# What the task requires:
Track down each line that has the word "Diamond" and copy it.

# Items:
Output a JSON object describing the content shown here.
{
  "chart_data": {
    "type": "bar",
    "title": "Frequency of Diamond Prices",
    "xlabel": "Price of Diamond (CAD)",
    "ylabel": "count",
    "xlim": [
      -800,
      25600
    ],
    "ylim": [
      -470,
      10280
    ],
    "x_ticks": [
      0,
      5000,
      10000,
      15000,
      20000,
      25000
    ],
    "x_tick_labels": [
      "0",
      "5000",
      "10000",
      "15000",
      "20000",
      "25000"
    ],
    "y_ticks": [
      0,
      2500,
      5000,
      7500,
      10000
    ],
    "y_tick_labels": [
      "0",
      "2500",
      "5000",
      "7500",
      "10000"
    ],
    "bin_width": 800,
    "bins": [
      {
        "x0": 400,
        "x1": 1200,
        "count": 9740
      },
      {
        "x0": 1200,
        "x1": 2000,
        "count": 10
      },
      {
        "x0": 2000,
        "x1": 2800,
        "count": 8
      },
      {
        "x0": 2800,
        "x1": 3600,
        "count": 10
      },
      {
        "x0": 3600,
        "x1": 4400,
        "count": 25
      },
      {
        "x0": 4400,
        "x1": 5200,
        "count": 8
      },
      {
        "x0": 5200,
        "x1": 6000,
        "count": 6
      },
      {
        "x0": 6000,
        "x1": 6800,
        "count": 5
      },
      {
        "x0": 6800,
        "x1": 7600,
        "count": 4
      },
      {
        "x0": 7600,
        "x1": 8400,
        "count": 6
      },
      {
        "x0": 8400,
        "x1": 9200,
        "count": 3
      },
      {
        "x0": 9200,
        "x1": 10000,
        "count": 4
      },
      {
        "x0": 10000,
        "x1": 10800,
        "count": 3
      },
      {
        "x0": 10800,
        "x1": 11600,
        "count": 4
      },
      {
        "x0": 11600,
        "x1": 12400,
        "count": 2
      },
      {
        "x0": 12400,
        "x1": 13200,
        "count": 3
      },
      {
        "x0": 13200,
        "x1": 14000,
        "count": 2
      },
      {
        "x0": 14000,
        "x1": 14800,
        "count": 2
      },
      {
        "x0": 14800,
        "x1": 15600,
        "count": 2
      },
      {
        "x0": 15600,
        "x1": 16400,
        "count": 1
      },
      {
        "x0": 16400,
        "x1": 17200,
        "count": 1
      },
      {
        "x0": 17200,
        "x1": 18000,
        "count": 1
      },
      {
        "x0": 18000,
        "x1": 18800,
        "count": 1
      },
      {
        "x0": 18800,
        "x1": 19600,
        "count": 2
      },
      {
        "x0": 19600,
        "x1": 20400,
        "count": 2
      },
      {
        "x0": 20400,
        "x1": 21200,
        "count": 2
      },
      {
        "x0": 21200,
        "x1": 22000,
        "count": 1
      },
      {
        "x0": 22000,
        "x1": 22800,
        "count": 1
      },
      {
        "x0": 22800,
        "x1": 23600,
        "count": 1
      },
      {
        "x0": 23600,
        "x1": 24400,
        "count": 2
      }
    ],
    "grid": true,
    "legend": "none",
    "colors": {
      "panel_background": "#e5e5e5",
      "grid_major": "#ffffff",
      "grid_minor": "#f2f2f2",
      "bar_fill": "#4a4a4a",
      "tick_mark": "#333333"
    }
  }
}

# Final result:
    "title": "Frequency of Diamond Prices",
    "xlabel": "Price of Diamond (CAD)",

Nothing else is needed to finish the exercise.